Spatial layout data
※ ※ ※

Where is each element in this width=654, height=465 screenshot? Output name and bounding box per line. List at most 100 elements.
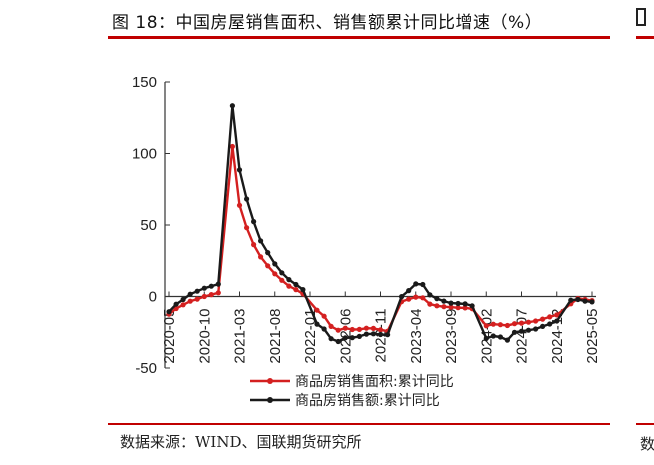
data-point bbox=[349, 335, 355, 341]
data-point bbox=[448, 300, 454, 306]
adjacent-divider-top bbox=[636, 36, 654, 39]
data-point bbox=[370, 331, 376, 337]
data-point bbox=[180, 296, 186, 303]
data-point bbox=[328, 336, 334, 342]
data-point bbox=[215, 281, 221, 287]
data-point bbox=[441, 298, 447, 304]
data-point bbox=[286, 277, 292, 283]
data-point bbox=[236, 167, 243, 173]
data-point bbox=[554, 318, 560, 324]
data-point bbox=[335, 338, 341, 345]
data-point bbox=[377, 331, 384, 338]
data-point bbox=[314, 321, 320, 327]
data-point bbox=[525, 319, 532, 325]
data-point bbox=[547, 321, 553, 327]
data-point bbox=[554, 312, 560, 318]
data-point bbox=[363, 325, 369, 331]
data-point bbox=[244, 225, 250, 231]
data-point bbox=[293, 287, 299, 293]
data-point bbox=[286, 283, 292, 289]
data-point bbox=[406, 296, 412, 302]
title-divider bbox=[108, 36, 610, 39]
data-point bbox=[356, 333, 362, 339]
data-point bbox=[166, 309, 172, 315]
data-point bbox=[293, 281, 299, 288]
data-point bbox=[427, 292, 433, 298]
data-point bbox=[413, 281, 419, 287]
data-point bbox=[342, 335, 348, 341]
series-line-1 bbox=[168, 104, 593, 343]
legend-marker bbox=[267, 397, 273, 403]
data-point bbox=[434, 296, 440, 302]
legend-label: 商品房销售额:累计同比 bbox=[295, 393, 440, 409]
data-point bbox=[497, 322, 503, 328]
data-point bbox=[575, 296, 581, 303]
chart-axes bbox=[164, 81, 596, 369]
data-point bbox=[356, 326, 362, 332]
y-tick-label: 150 bbox=[132, 74, 157, 91]
x-tick-label: 2021-08 bbox=[267, 309, 284, 364]
data-point bbox=[363, 331, 369, 337]
data-point bbox=[533, 326, 539, 332]
data-point bbox=[208, 283, 214, 289]
figure-title: 图 18：中国房屋销售面积、销售额累计同比增速（%） bbox=[112, 13, 543, 33]
x-tick-label: 2021-03 bbox=[232, 309, 249, 364]
data-point bbox=[483, 335, 489, 341]
x-tick-label: 2023-09 bbox=[443, 309, 460, 364]
data-point bbox=[349, 326, 355, 333]
data-point bbox=[258, 238, 264, 244]
legend-label: 商品房销售面积:累计同比 bbox=[295, 374, 454, 390]
data-point bbox=[462, 301, 468, 307]
data-point bbox=[462, 305, 468, 311]
data-point bbox=[518, 320, 525, 326]
data-point bbox=[455, 305, 461, 311]
data-point bbox=[568, 297, 574, 303]
x-tick-label: 2024-07 bbox=[514, 309, 531, 364]
y-tick-label: -50 bbox=[135, 360, 157, 377]
data-point bbox=[321, 326, 327, 332]
data-point bbox=[547, 314, 553, 320]
data-point bbox=[483, 323, 489, 329]
data-point bbox=[420, 281, 426, 288]
y-tick-labels: -50 0 50 100 150 bbox=[132, 74, 157, 377]
data-point bbox=[377, 327, 384, 333]
data-point bbox=[187, 291, 193, 297]
data-point bbox=[511, 329, 518, 335]
data-point bbox=[335, 327, 341, 333]
data-point bbox=[215, 290, 221, 296]
data-point bbox=[540, 323, 546, 329]
y-tick-label: 50 bbox=[140, 217, 157, 234]
y-tick-label: 100 bbox=[132, 146, 157, 163]
data-point bbox=[540, 316, 546, 322]
x-tick-label: 2020-05 bbox=[161, 309, 178, 364]
data-point bbox=[201, 285, 207, 291]
data-point bbox=[504, 322, 510, 329]
data-point bbox=[180, 302, 186, 308]
data-point bbox=[525, 327, 532, 333]
x-tick-label: 2020-10 bbox=[196, 309, 213, 364]
data-point bbox=[265, 263, 271, 269]
x-tick-label: 2025-05 bbox=[584, 309, 601, 364]
data-point bbox=[244, 196, 250, 202]
data-point bbox=[511, 321, 518, 327]
data-point bbox=[229, 143, 235, 150]
chart-series bbox=[166, 103, 595, 345]
data-point bbox=[497, 334, 503, 340]
data-point bbox=[300, 287, 306, 293]
data-point bbox=[582, 298, 588, 304]
data-point bbox=[251, 242, 257, 248]
data-point bbox=[194, 288, 200, 294]
footer-divider bbox=[108, 423, 610, 425]
source-note: 数据来源：WIND、国联期货研究所 bbox=[120, 433, 362, 451]
data-point bbox=[589, 299, 595, 305]
data-point bbox=[265, 250, 271, 256]
series-line-0 bbox=[168, 145, 593, 333]
data-point bbox=[448, 304, 454, 310]
data-point bbox=[173, 301, 179, 307]
data-point bbox=[399, 294, 405, 300]
data-point bbox=[518, 328, 525, 334]
adjacent-source-fragment: 数 bbox=[640, 435, 654, 453]
data-point bbox=[229, 103, 235, 109]
data-point bbox=[490, 321, 496, 327]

※ ※ ※

- **Objective**:
Recast the lines of each entry above as a numbered list, leaving out blank lines. Omit the pictures.

- **Solution to the problem**:
1. Where is each element in this width=654, height=465 screenshot? Output name and bounding box per line. List at most 100 elements.
2. data-point bbox=[349, 335, 355, 341]
3. data-point bbox=[448, 300, 454, 306]
4. adjacent-divider-top bbox=[636, 36, 654, 39]
5. data-point bbox=[370, 331, 376, 337]
6. data-point bbox=[180, 296, 186, 303]
7. data-point bbox=[328, 336, 334, 342]
8. data-point bbox=[215, 281, 221, 287]
9. data-point bbox=[441, 298, 447, 304]
10. data-point bbox=[286, 277, 292, 283]
11. data-point bbox=[236, 167, 243, 173]
12. data-point bbox=[554, 318, 560, 324]
13. data-point bbox=[335, 338, 341, 345]
14. data-point bbox=[377, 331, 384, 338]
15. data-point bbox=[314, 321, 320, 327]
16. data-point bbox=[525, 319, 532, 325]
17. data-point bbox=[547, 321, 553, 327]
18. data-point bbox=[554, 312, 560, 318]
19. data-point bbox=[363, 325, 369, 331]
20. data-point bbox=[244, 225, 250, 231]
21. data-point bbox=[293, 287, 299, 293]
22. data-point bbox=[286, 283, 292, 289]
23. data-point bbox=[406, 296, 412, 302]
24. title-divider bbox=[108, 36, 610, 39]
25. data-point bbox=[356, 333, 362, 339]
26. data-point bbox=[166, 309, 172, 315]
27. data-point bbox=[293, 281, 299, 288]
28. data-point bbox=[427, 292, 433, 298]
29. data-point bbox=[413, 281, 419, 287]
30. data-point bbox=[342, 335, 348, 341]
31. series-line-1 bbox=[168, 104, 593, 343]
32. legend-marker bbox=[267, 397, 273, 403]
33. data-point bbox=[434, 296, 440, 302]
34. legend-label: 商品房销售额:累计同比 bbox=[295, 393, 440, 409]
35. data-point bbox=[497, 322, 503, 328]
36. data-point bbox=[575, 296, 581, 303]
37. chart-axes bbox=[164, 81, 596, 369]
38. data-point bbox=[356, 326, 362, 332]
39. y-tick-label: 150 bbox=[132, 74, 157, 91]
40. x-tick-label: 2021-08 bbox=[267, 309, 284, 364]
41. data-point bbox=[363, 331, 369, 337]
42. data-point bbox=[533, 326, 539, 332]
43. data-point bbox=[208, 283, 214, 289]
44. figure-title: 图 18：中国房屋销售面积、销售额累计同比增速（%） bbox=[112, 13, 543, 33]
45. x-tick-label: 2021-03 bbox=[232, 309, 249, 364]
46. data-point bbox=[483, 335, 489, 341]
47. x-tick-label: 2023-09 bbox=[443, 309, 460, 364]
48. data-point bbox=[349, 326, 355, 333]
49. data-point bbox=[258, 238, 264, 244]
50. legend-label: 商品房销售面积:累计同比 bbox=[295, 374, 454, 390]
51. data-point bbox=[462, 301, 468, 307]
52. data-point bbox=[462, 305, 468, 311]
53. data-point bbox=[518, 320, 525, 326]
54. data-point bbox=[455, 305, 461, 311]
55. data-point bbox=[568, 297, 574, 303]
56. x-tick-label: 2024-07 bbox=[514, 309, 531, 364]
57. y-tick-label: -50 bbox=[135, 360, 157, 377]
58. data-point bbox=[321, 326, 327, 332]
59. data-point bbox=[547, 314, 553, 320]
60. data-point bbox=[483, 323, 489, 329]
61. data-point bbox=[420, 281, 426, 288]
62. y-tick-labels: -50 0 50 100 150 bbox=[132, 74, 157, 377]
63. data-point bbox=[377, 327, 384, 333]
64. data-point bbox=[187, 291, 193, 297]
65. data-point bbox=[511, 329, 518, 335]
66. data-point bbox=[335, 327, 341, 333]
67. data-point bbox=[215, 290, 221, 296]
68. data-point bbox=[540, 323, 546, 329]
69. y-tick-label: 50 bbox=[140, 217, 157, 234]
70. y-tick-label: 100 bbox=[132, 146, 157, 163]
71. data-point bbox=[540, 316, 546, 322]
72. x-tick-label: 2020-05 bbox=[161, 309, 178, 364]
73. data-point bbox=[201, 285, 207, 291]
74. data-point bbox=[504, 322, 510, 329]
75. data-point bbox=[180, 302, 186, 308]
76. data-point bbox=[525, 327, 532, 333]
77. x-tick-label: 2020-10 bbox=[196, 309, 213, 364]
78. data-point bbox=[265, 263, 271, 269]
79. x-tick-label: 2025-05 bbox=[584, 309, 601, 364]
80. data-point bbox=[244, 196, 250, 202]
81. data-point bbox=[511, 321, 518, 327]
82. data-point bbox=[229, 143, 235, 150]
83. chart-series bbox=[166, 103, 595, 345]
84. data-point bbox=[497, 334, 503, 340]
85. data-point bbox=[300, 287, 306, 293]
86. data-point bbox=[582, 298, 588, 304]
87. data-point bbox=[251, 242, 257, 248]
88. data-point bbox=[194, 288, 200, 294]
89. footer-divider bbox=[108, 423, 610, 425]
90. source-note: 数据来源：WIND、国联期货研究所 bbox=[120, 433, 362, 451]
91. data-point bbox=[589, 299, 595, 305]
92. data-point bbox=[265, 250, 271, 256]
93. series-line-0 bbox=[168, 145, 593, 333]
94. data-point bbox=[448, 304, 454, 310]
95. data-point bbox=[173, 301, 179, 307]
96. data-point bbox=[399, 294, 405, 300]
97. data-point bbox=[518, 328, 525, 334]
98. adjacent-source-fragment: 数 bbox=[640, 435, 654, 453]
99. data-point bbox=[229, 103, 235, 109]
100. data-point bbox=[490, 321, 496, 327]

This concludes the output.